__TASK DETAILS__:
Copy each line of the entries beneath that contains the word "document".

__EXTRACTED RECORDS__:
—————

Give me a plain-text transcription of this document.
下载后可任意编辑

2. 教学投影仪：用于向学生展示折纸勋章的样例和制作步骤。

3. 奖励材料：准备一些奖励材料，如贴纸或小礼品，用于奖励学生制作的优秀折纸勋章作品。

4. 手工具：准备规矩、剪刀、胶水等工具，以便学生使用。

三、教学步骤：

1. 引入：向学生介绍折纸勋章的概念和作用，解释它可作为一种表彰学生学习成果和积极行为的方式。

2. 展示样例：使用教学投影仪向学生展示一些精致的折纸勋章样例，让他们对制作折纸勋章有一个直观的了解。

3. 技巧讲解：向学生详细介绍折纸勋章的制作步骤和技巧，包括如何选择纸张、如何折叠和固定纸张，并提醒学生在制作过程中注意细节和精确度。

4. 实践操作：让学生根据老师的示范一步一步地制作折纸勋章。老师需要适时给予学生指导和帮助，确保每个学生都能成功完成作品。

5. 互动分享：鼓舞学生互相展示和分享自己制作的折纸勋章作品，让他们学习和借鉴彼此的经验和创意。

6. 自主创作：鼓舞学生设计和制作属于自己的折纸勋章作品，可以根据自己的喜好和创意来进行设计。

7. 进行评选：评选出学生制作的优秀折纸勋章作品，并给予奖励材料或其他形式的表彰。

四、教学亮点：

—————

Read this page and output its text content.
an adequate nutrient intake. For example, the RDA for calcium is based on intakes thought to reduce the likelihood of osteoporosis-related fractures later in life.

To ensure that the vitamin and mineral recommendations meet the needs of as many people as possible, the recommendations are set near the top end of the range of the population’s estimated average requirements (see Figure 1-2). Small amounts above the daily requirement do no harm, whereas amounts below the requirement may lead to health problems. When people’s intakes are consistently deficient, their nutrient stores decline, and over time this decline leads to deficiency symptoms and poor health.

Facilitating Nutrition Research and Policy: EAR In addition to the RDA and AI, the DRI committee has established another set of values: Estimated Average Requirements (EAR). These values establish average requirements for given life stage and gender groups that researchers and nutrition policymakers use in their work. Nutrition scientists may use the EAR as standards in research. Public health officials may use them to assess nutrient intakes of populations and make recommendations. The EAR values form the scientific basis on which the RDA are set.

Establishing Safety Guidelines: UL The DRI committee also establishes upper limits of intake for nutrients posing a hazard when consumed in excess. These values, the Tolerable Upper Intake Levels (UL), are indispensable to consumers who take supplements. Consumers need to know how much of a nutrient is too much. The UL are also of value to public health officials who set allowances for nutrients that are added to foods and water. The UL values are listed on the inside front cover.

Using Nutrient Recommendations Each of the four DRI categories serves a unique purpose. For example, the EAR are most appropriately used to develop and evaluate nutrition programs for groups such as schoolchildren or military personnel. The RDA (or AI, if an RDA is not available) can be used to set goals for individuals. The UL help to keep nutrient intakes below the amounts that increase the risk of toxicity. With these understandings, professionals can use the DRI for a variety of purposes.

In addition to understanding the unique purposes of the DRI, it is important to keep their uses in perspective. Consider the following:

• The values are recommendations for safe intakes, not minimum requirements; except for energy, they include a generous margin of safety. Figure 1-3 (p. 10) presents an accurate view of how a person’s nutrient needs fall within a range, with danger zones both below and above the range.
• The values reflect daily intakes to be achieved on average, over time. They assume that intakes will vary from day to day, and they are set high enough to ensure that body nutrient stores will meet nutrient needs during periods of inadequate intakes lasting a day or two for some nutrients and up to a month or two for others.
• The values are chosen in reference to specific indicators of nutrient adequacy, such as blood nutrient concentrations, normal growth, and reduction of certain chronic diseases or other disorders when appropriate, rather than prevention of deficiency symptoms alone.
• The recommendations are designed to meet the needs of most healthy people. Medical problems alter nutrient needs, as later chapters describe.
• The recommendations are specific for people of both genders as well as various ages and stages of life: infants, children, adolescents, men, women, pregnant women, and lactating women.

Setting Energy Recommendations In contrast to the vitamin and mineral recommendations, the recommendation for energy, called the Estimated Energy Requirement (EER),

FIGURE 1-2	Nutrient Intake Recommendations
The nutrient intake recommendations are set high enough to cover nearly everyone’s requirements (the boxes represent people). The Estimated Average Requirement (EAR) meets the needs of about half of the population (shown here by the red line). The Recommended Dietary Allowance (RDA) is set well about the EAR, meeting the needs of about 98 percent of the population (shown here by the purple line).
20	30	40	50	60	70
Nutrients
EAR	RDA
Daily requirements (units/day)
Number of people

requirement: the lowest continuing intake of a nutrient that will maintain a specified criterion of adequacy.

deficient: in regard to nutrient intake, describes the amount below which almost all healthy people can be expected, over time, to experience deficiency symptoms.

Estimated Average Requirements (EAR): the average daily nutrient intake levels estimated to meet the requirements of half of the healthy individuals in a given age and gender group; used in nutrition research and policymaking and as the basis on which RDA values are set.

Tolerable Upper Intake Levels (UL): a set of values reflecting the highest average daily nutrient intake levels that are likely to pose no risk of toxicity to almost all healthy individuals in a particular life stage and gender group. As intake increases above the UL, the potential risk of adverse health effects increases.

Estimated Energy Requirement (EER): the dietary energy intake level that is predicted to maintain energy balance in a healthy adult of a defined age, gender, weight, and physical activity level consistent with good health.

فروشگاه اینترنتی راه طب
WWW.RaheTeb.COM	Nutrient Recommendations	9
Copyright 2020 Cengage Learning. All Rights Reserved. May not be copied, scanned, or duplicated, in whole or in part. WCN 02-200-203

—————

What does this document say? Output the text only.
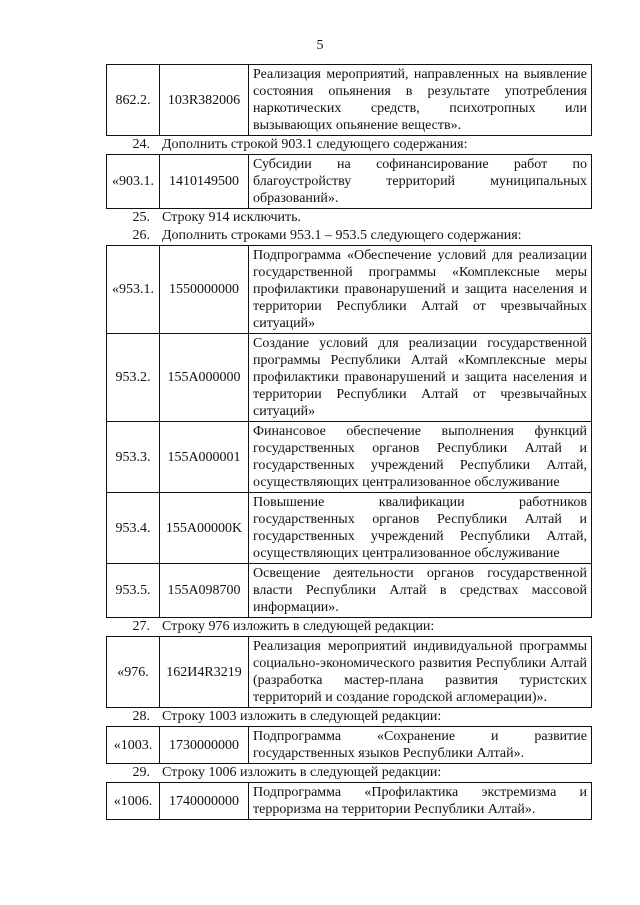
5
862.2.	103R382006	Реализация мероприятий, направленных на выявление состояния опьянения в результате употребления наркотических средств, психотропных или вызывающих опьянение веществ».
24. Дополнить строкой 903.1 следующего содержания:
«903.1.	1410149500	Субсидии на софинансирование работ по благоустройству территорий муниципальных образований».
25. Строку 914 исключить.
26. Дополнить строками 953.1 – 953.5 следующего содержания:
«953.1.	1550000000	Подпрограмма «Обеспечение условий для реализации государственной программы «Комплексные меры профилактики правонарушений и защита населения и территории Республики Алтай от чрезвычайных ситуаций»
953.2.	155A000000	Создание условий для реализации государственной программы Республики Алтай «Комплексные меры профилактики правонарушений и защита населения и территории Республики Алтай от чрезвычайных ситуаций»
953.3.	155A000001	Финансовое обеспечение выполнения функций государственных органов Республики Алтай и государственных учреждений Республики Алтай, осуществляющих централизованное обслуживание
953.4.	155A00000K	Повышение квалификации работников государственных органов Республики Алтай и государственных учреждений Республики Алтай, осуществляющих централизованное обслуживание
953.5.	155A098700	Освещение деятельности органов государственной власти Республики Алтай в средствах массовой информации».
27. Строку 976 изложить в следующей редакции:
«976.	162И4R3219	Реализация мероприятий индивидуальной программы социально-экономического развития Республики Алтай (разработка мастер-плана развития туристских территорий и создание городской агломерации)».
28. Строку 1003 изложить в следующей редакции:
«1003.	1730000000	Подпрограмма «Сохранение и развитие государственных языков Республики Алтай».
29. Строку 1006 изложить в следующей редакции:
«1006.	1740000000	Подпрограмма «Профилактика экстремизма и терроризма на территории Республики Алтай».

—————

__FINAL RESULT__:
Give me a plain-text transcription of this document.
What does this document say? Output the text only.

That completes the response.